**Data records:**
******************************

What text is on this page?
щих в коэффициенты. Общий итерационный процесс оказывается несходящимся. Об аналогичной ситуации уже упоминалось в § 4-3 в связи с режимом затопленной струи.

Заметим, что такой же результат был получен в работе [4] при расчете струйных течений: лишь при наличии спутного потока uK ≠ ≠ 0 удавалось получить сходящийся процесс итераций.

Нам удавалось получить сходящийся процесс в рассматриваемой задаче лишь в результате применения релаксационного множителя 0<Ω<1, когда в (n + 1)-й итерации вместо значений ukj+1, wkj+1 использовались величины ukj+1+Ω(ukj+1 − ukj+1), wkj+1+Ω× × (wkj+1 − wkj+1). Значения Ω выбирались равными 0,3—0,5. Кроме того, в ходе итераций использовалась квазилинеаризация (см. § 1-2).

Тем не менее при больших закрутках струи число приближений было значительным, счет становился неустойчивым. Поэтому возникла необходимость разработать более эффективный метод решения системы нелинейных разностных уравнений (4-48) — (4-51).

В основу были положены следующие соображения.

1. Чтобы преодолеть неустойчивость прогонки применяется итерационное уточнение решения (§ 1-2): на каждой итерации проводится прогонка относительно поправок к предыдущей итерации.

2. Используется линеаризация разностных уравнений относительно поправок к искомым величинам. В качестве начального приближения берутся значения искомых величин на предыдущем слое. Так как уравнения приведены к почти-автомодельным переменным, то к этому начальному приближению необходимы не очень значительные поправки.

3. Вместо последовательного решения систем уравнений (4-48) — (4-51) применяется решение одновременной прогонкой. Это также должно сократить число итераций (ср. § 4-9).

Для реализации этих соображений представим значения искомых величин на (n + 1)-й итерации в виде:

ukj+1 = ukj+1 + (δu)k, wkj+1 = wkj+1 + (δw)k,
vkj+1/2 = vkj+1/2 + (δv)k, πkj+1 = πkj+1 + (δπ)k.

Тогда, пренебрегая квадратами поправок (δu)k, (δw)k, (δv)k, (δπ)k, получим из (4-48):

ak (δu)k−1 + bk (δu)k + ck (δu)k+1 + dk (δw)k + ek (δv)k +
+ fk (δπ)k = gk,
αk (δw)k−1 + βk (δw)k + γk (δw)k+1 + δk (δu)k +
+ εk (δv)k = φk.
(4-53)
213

******************************

**Task:**
Retype all of the entries precisely as they are.

**Exercise output:**
What text is on this page?
щих в коэффициенты. Общий итерационный процесс оказывается несходящимся. Об аналогичной ситуации уже упоминалось в § 4-3 в связи с режимом затопленной струи.

Заметим, что такой же результат был получен в работе [4] при расчете струйных течений: лишь при наличии спутного потока uK ≠ ≠ 0 удавалось получить сходящийся процесс итераций.

Нам удавалось получить сходящийся процесс в рассматриваемой задаче лишь в результате применения релаксационного множителя 0<Ω<1, когда в (n + 1)-й итерации вместо значений ukj+1, wkj+1 использовались величины ukj+1+Ω(ukj+1 − ukj+1), wkj+1+Ω× × (wkj+1 − wkj+1). Значения Ω выбирались равными 0,3—0,5. Кроме того, в ходе итераций использовалась квазилинеаризация (см. § 1-2).

Тем не менее при больших закрутках струи число приближений было значительным, счет становился неустойчивым. Поэтому возникла необходимость разработать более эффективный метод решения системы нелинейных разностных уравнений (4-48) — (4-51).

В основу были положены следующие соображения.

1. Чтобы преодолеть неустойчивость прогонки применяется итерационное уточнение решения (§ 1-2): на каждой итерации проводится прогонка относительно поправок к предыдущей итерации.

2. Используется линеаризация разностных уравнений относительно поправок к искомым величинам. В качестве начального приближения берутся значения искомых величин на предыдущем слое. Так как уравнения приведены к почти-автомодельным переменным, то к этому начальному приближению необходимы не очень значительные поправки.

3. Вместо последовательного решения систем уравнений (4-48) — (4-51) применяется решение одновременной прогонкой. Это также должно сократить число итераций (ср. § 4-9).

Для реализации этих соображений представим значения искомых величин на (n + 1)-й итерации в виде:

ukj+1 = ukj+1 + (δu)k, wkj+1 = wkj+1 + (δw)k,
vkj+1/2 = vkj+1/2 + (δv)k, πkj+1 = πkj+1 + (δπ)k.

Тогда, пренебрегая квадратами поправок (δu)k, (δw)k, (δv)k, (δπ)k, получим из (4-48):

ak (δu)k−1 + bk (δu)k + ck (δu)k+1 + dk (δw)k + ek (δv)k +
+ fk (δπ)k = gk,
αk (δw)k−1 + βk (δw)k + γk (δw)k+1 + δk (δu)k +
+ εk (δv)k = φk.
(4-53)
213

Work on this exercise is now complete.